** Start of Materials provided **

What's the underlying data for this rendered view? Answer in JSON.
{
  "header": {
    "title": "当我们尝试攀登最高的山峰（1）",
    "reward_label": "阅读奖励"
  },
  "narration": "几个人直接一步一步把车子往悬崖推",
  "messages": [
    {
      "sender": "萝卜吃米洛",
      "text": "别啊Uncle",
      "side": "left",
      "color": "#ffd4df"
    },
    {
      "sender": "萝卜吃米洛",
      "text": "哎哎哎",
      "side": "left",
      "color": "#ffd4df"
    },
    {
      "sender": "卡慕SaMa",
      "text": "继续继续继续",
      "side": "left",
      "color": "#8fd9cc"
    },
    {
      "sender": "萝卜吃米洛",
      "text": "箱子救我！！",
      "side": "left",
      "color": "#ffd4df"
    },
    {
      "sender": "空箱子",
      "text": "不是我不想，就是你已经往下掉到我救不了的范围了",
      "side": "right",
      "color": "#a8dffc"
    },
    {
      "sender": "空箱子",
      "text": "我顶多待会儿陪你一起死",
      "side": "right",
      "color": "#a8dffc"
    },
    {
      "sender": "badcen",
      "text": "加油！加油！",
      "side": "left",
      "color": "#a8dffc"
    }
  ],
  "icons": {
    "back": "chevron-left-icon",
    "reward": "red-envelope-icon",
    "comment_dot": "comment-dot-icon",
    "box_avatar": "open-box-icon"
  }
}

** End of Materials provided **

Given task: Give only the number of lines in the material above that hold the word "text".

Task response: 7